> [Exercise instructions]: Copy out these lines of data word for word, but leave out the lines that stand for pictures.

Spatial layout data
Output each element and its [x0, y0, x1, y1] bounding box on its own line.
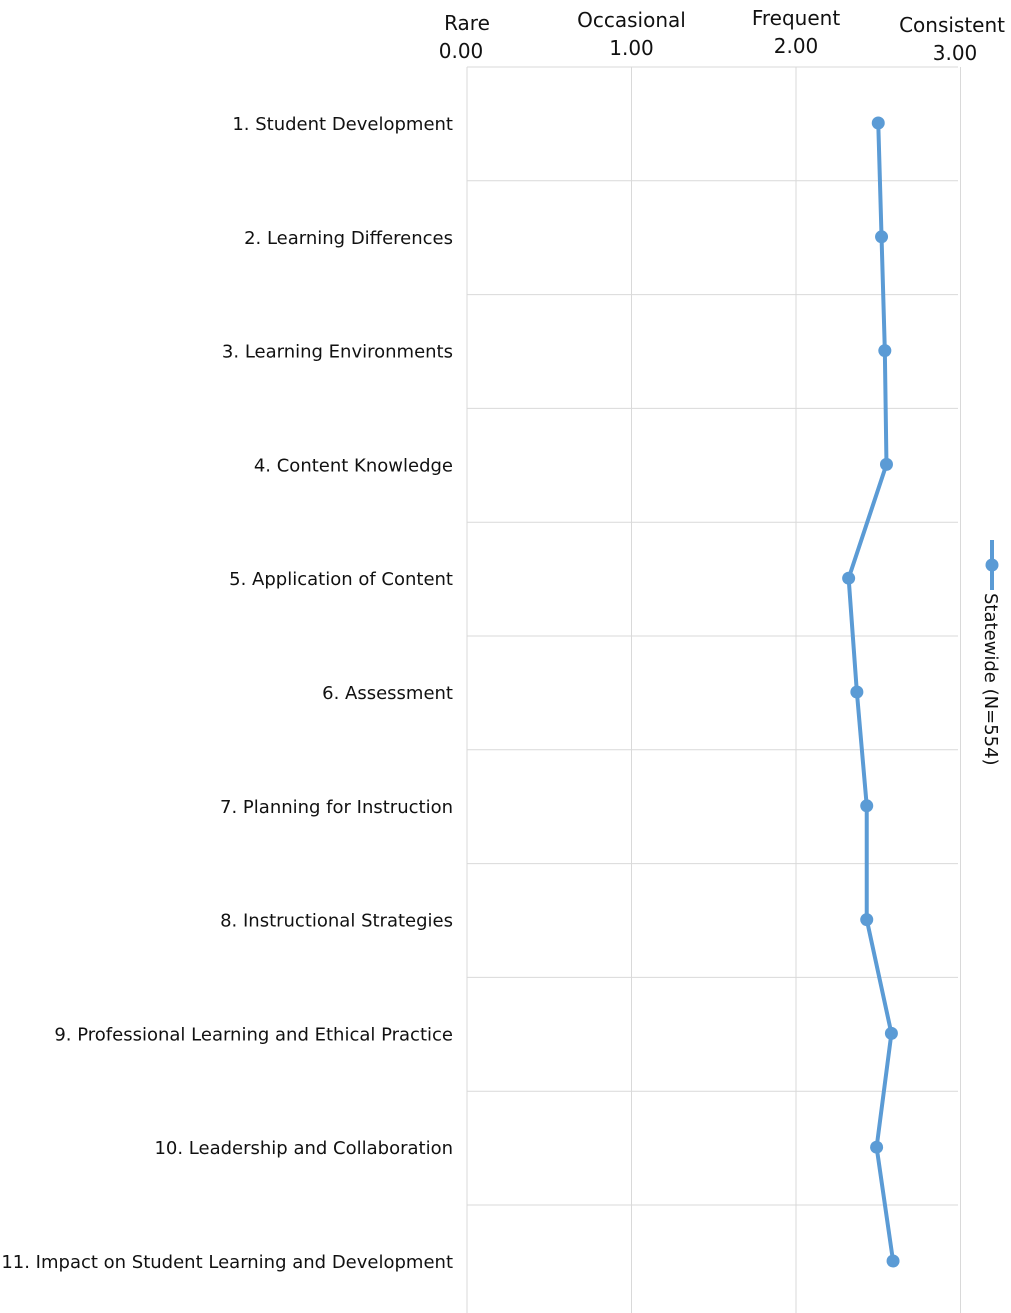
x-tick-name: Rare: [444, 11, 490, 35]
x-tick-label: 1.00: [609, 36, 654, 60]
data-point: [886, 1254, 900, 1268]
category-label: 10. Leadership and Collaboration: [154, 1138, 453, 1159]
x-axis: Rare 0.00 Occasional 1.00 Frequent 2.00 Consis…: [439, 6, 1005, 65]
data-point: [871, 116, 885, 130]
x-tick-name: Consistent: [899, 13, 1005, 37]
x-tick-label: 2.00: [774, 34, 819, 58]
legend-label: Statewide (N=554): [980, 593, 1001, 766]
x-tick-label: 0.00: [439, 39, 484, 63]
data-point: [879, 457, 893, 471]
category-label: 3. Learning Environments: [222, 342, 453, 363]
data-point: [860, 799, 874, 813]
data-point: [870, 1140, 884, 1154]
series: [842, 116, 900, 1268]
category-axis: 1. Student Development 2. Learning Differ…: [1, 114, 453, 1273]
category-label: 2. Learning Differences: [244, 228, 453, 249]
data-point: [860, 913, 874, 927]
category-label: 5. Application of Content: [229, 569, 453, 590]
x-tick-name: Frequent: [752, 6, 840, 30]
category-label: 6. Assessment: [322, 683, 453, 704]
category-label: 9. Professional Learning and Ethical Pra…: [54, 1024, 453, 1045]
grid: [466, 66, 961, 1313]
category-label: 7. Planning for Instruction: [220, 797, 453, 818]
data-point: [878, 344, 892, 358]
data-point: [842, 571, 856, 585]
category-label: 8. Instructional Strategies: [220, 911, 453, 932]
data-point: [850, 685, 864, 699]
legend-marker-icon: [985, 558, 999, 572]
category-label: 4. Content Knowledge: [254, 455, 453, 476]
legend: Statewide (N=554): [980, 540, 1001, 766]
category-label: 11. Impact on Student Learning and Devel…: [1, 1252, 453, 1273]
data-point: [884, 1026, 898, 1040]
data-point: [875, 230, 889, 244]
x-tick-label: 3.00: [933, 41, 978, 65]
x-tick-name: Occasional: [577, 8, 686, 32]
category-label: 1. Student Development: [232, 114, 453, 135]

> [Exercise solution]:
Output each element and its [x0, y0, x1, y1] bounding box on its own line.
x-tick-name: Rare: [444, 11, 490, 35]
x-tick-label: 1.00: [609, 36, 654, 60]
data-point: [886, 1254, 900, 1268]
category-label: 10. Leadership and Collaboration: [154, 1138, 453, 1159]
x-axis: Rare 0.00 Occasional 1.00 Frequent 2.00 Consis…: [439, 6, 1005, 65]
data-point: [871, 116, 885, 130]
x-tick-name: Consistent: [899, 13, 1005, 37]
x-tick-label: 2.00: [774, 34, 819, 58]
legend-label: Statewide (N=554): [980, 593, 1001, 766]
x-tick-label: 0.00: [439, 39, 484, 63]
data-point: [879, 457, 893, 471]
category-label: 3. Learning Environments: [222, 342, 453, 363]
data-point: [860, 799, 874, 813]
data-point: [870, 1140, 884, 1154]
series: [842, 116, 900, 1268]
category-axis: 1. Student Development 2. Learning Differ…: [1, 114, 453, 1273]
category-label: 2. Learning Differences: [244, 228, 453, 249]
data-point: [860, 913, 874, 927]
category-label: 5. Application of Content: [229, 569, 453, 590]
x-tick-name: Frequent: [752, 6, 840, 30]
category-label: 6. Assessment: [322, 683, 453, 704]
category-label: 9. Professional Learning and Ethical Pra…: [54, 1024, 453, 1045]
grid: [466, 66, 961, 1313]
category-label: 7. Planning for Instruction: [220, 797, 453, 818]
data-point: [878, 344, 892, 358]
data-point: [842, 571, 856, 585]
category-label: 8. Instructional Strategies: [220, 911, 453, 932]
data-point: [850, 685, 864, 699]
legend-marker-icon: [985, 558, 999, 572]
category-label: 4. Content Knowledge: [254, 455, 453, 476]
legend: Statewide (N=554): [980, 540, 1001, 766]
category-label: 11. Impact on Student Learning and Devel…: [1, 1252, 453, 1273]
data-point: [884, 1026, 898, 1040]
data-point: [875, 230, 889, 244]
x-tick-label: 3.00: [933, 41, 978, 65]
x-tick-name: Occasional: [577, 8, 686, 32]
category-label: 1. Student Development: [232, 114, 453, 135]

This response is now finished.